The task: How many lines of these entries hold the string "патрон"? Answer with the number alone.

>> BEGIN Material provided

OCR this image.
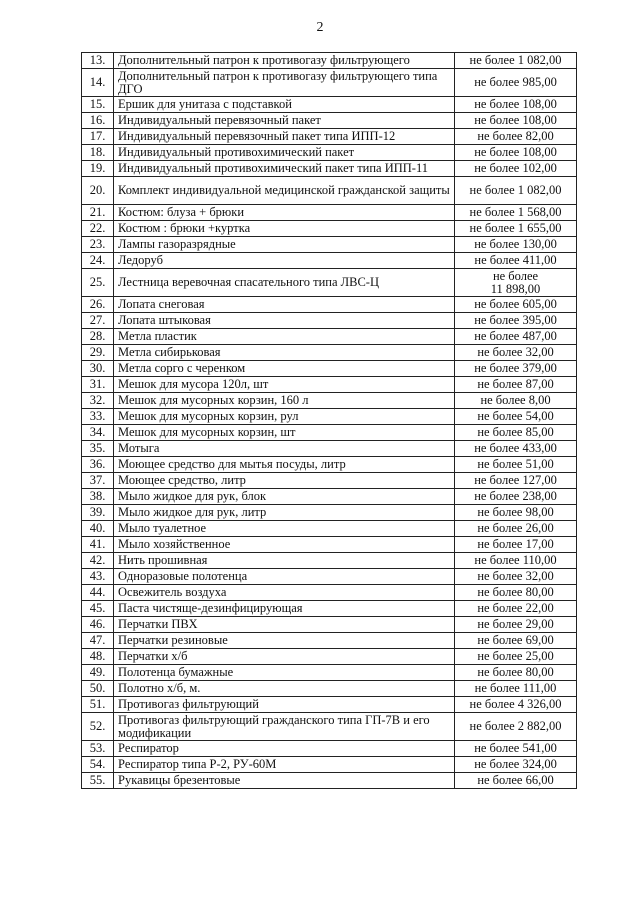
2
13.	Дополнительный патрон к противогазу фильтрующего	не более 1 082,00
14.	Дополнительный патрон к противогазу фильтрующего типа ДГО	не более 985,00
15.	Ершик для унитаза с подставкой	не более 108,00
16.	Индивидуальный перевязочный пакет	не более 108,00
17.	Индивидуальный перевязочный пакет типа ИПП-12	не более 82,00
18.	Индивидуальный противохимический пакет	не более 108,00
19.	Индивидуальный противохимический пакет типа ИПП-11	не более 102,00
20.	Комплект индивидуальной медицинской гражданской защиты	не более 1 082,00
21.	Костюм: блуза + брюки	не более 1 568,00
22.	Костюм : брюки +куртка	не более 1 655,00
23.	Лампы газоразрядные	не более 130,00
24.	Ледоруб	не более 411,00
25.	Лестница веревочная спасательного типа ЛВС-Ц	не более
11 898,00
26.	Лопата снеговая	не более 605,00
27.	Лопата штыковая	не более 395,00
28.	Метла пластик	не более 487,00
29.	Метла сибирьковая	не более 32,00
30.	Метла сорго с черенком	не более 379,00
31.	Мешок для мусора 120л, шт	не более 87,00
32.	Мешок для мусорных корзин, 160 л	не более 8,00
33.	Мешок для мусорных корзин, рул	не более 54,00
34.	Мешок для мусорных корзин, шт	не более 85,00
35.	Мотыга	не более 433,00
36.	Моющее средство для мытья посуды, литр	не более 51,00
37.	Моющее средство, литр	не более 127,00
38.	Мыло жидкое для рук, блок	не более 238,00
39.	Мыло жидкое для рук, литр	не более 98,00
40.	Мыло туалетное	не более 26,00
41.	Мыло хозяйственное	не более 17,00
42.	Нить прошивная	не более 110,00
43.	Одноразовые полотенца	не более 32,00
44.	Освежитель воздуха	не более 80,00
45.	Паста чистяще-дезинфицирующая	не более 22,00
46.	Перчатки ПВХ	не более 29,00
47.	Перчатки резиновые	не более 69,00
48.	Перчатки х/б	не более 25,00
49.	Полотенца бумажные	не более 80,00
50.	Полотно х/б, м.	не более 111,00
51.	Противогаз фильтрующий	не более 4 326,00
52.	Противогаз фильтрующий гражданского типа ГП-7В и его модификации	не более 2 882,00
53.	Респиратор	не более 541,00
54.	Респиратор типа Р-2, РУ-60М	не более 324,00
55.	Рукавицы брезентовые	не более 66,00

>> END Material provided
>> BEGIN Material provided

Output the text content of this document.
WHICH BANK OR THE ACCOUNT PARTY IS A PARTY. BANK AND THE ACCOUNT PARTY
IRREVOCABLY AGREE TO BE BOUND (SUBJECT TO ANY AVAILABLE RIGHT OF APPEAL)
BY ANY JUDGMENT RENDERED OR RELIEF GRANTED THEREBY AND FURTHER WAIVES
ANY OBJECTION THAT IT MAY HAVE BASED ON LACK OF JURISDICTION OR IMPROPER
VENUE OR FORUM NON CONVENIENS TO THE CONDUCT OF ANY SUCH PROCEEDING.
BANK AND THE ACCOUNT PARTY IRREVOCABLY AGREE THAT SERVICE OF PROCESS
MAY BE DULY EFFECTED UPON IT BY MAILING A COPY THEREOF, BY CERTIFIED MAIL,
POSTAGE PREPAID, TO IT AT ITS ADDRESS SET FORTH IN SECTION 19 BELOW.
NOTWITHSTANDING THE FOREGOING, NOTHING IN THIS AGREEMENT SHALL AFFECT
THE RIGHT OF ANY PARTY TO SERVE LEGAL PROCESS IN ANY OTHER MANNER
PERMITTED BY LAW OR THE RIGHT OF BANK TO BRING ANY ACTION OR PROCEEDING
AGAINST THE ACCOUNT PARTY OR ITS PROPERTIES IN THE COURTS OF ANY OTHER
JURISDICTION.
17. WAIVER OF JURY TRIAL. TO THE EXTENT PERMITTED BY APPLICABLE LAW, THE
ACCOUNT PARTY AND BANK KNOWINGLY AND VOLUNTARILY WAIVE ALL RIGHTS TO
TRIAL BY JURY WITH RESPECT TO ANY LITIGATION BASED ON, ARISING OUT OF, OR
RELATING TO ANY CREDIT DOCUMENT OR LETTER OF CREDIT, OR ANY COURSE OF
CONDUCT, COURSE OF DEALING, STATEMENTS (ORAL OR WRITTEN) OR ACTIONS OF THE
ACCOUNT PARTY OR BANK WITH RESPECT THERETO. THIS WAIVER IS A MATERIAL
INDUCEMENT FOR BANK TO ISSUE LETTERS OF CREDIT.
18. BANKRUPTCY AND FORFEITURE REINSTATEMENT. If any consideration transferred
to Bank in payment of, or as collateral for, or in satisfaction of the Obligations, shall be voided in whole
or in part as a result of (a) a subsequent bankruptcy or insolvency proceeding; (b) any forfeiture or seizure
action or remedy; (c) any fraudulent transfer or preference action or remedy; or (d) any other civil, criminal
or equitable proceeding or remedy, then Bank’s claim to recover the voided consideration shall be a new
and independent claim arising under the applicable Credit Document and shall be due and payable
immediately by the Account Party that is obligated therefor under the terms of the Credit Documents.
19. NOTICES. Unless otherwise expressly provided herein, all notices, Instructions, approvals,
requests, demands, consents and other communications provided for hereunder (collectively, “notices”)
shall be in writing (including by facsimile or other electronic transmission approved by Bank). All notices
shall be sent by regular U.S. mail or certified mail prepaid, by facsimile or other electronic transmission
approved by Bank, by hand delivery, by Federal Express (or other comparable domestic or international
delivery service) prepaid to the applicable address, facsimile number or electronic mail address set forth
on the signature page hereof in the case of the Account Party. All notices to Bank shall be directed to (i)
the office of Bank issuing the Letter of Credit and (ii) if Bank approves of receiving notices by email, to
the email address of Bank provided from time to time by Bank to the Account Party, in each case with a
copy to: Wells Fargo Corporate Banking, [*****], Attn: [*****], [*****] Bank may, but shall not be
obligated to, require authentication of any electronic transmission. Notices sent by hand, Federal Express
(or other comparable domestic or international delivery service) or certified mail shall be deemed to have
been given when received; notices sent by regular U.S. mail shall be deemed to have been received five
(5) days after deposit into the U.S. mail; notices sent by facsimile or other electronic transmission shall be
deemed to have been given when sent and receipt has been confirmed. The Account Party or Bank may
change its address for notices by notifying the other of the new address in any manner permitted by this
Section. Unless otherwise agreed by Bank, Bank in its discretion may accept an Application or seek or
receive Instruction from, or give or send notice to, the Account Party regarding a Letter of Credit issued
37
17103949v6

>> END Material provided
>> BEGIN Material provided

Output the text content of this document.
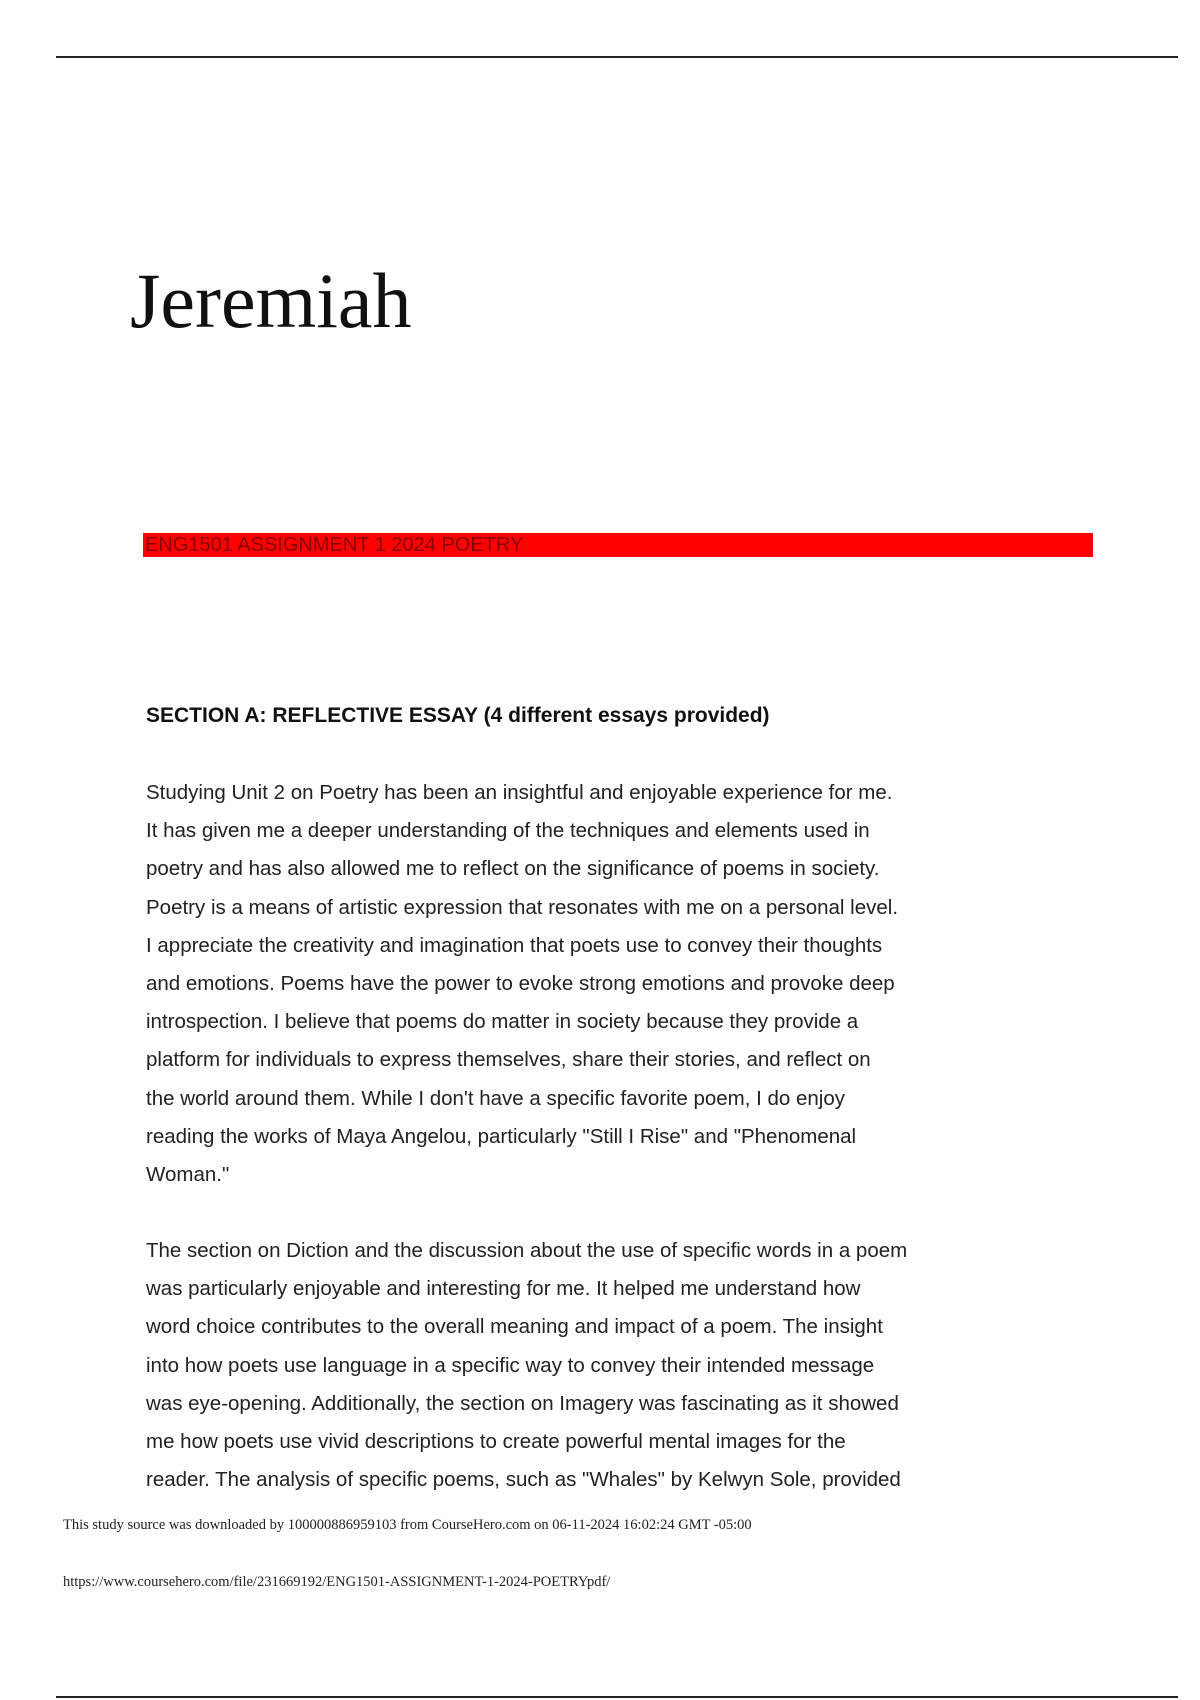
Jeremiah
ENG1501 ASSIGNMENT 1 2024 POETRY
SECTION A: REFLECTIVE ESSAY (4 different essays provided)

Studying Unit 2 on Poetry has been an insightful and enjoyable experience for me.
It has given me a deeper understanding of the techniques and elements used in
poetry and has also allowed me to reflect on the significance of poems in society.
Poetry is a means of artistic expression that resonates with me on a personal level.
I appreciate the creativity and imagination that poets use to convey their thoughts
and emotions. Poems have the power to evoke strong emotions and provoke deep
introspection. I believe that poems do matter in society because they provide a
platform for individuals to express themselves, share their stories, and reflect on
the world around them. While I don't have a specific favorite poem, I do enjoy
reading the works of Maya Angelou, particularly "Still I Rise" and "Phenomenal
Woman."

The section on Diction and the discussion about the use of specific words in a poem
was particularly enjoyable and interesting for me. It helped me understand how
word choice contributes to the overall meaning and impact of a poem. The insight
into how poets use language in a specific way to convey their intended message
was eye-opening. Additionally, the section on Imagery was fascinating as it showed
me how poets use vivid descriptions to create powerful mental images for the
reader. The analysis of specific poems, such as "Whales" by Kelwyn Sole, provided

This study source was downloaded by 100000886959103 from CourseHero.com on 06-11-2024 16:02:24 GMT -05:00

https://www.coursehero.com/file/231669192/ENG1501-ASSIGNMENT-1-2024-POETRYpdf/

>> END Material provided

Answer to this problem: 2